**Document extract**
***
# Mexican bike show



## manuelvilla (Oct 14, 2017)

Hello all cabers...want to share my mexican event here in my place....we take around 200 bikes but we have many more tha will be take to the next annual show in other place next month.....we love bikes i hope you like our bikes.....


----------



## Jrodarod (Oct 14, 2017)

Nice show Mr Villa!


----------



## manuelvilla (Oct 14, 2017)

Jrodarod said:


> Nice show Mr Villa!



Thank youuuuu...we had a great day...we did know new friends and trade many goodies...we are gonna have a great national swap next month...we hope get more than 300 beautiful bikes.....we love them....here in mexico are many great collectors...some guy i know has morw than 100 by himself all of great quality...i have 18 bikes...some goods ones as schwinn motorbike..elgin twinbar..elgin cardinal...mercury pacemaker...phantom...some raleighs and hornet....new world and wards....love all


----------



## Robertriley (Oct 14, 2017)

Great turnout.  


manuelvilla said:


> Thank youuuuu...we had a great day...we did know new friends and trade many goodies...we are gonna have a great national swap next month...we hope get more than 300 beautiful bikes.....we love them....here in mexico are many great collectors...some guy i know has morw than 100 by himself all of great quality...i have 18 bikes...some goods ones as schwinn motorbike..elgin twinbar..elgin cardinal...mercury pacemaker...phantom...some raleighs and hornet....new world and wards....love all



You should try to make it to the Cyclone Coasters Swap Meet.  My friend Israel Gonzales is coming up from Mexico City.


----------



## bicycle larry (Oct 15, 2017)

manuelvilla said:


> Hello all cabers...want to share my mexican event here in my place....we take around 200 bikes but we have many more tha will be take to the next annual show in other place next month.....we love bikes i hope you like our bikes.....View attachment 692352 View attachment 692353 View attachment 692354 View attachment 692355 View attachment 692356 View attachment 692357
> 
> View attachment 692358
> 
> ...
***
**Stored records**

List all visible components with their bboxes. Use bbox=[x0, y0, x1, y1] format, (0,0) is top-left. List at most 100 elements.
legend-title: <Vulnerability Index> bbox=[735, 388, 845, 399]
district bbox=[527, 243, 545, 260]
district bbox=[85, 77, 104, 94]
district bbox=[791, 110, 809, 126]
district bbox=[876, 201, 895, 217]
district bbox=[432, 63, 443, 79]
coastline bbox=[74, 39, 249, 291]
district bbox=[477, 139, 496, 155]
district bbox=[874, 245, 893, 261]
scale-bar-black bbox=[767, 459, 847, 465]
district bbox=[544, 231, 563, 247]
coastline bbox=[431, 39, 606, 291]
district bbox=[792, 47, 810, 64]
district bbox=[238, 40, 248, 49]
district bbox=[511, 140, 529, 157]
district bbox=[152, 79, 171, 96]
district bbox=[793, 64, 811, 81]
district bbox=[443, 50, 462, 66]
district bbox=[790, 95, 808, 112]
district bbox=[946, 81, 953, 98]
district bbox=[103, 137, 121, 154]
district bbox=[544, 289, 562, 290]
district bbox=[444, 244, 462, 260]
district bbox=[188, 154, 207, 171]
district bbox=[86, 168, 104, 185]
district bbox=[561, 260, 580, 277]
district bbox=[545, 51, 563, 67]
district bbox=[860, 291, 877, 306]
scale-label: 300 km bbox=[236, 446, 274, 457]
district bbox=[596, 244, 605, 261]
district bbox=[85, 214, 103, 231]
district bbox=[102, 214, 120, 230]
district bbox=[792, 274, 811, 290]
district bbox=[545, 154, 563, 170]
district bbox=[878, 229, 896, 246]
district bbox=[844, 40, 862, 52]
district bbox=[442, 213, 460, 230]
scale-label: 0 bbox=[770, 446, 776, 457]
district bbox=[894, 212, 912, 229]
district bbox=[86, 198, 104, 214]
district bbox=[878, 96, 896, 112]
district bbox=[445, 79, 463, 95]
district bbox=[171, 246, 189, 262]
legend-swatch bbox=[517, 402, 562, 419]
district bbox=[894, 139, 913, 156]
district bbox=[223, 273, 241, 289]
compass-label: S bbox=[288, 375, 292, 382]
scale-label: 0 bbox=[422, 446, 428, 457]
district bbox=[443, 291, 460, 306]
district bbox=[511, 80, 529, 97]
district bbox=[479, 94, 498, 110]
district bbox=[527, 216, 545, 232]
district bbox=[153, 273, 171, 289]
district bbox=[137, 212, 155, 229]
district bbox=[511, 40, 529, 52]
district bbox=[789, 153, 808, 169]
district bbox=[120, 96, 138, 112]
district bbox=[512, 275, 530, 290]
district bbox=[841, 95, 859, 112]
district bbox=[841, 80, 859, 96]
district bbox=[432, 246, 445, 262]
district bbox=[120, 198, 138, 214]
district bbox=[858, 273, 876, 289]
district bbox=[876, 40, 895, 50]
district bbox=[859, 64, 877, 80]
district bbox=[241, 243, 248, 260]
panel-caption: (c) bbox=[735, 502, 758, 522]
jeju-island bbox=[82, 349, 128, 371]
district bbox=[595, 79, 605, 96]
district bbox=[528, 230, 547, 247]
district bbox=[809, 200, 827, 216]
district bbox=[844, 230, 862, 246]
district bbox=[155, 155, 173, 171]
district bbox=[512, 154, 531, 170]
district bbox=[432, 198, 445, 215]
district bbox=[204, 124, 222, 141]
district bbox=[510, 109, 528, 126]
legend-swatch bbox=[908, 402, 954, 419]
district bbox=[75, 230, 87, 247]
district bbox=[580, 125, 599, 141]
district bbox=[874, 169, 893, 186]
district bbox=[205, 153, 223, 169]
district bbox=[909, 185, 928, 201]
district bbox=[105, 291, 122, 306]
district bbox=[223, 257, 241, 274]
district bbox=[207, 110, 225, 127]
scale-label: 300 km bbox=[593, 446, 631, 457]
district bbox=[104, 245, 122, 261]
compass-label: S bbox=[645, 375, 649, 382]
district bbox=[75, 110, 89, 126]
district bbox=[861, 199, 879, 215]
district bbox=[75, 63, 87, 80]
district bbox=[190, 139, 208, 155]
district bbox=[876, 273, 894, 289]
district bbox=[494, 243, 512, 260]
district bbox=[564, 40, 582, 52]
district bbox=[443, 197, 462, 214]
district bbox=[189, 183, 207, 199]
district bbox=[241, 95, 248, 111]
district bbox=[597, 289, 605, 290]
***
**Problems to solve**
a) Please extract the passage of the Mexican bike show thread from "# Mexican bike" up to and including "Jrodarod (Oct 14, 2017)".
b) Write what comes next in the Mexican bike show thread, picking up after its final post.
The rows can be left aside.

**Expected responses**
a)
# Mexican bike show



## manuelvilla (Oct 14, 2017)

Hello all cabers...want to share my mexican event here in my place....we take around 200 bikes but we have many more tha will be take to the next annual show in other place next month.....we love bikes i hope you like our bikes.....


----------



## Jrodarod (Oct 14, 2017)

b)
thanks for all the pictures , there great , I like pictures of all the diffent bikes and yes the parts . well done !!! from bicycle larry


----------



## manuelvilla (Oct 15, 2017)

Robertriley said:


> Great turnout.
> 
> You should try to make it to the Cyclone Coasters Swap Meet.  My friend Israel Gonzales is coming up from Mexico City.



Hello.....chris.....israel was here at eveny and today i will see him in a street market of antiques....i will say hello....thank you buddy


----------



## barneyguey (Oct 15, 2017)

manuelvilla said:


> Thank youuuuu...we had a great day...we did know new friends and trade many goodies...we are gonna have a great national swap next month...we hope get more than 300 beautiful bikes.....we love them....here in mexico are many great collectors...some guy i know has morw than 100 by himself all of great quality...i have 18 bikes...some goods ones as schwinn motorbike..elgin twinbar..elgin cardinal...mercury pacemaker...phantom...some raleighs and hornet....new world and wards....love all



Have you ever seen a Euzkadi Schwinn there in Mexico? Barry


----------



## manuelvilla (Oct 15, 2017)

barnyguey said:


> Have you ever seen a Euzkadi Schwinn there in Mexico? Barry
> View attachment 692648



I have seen a couple of them but really i dont know what they are.....franky badge???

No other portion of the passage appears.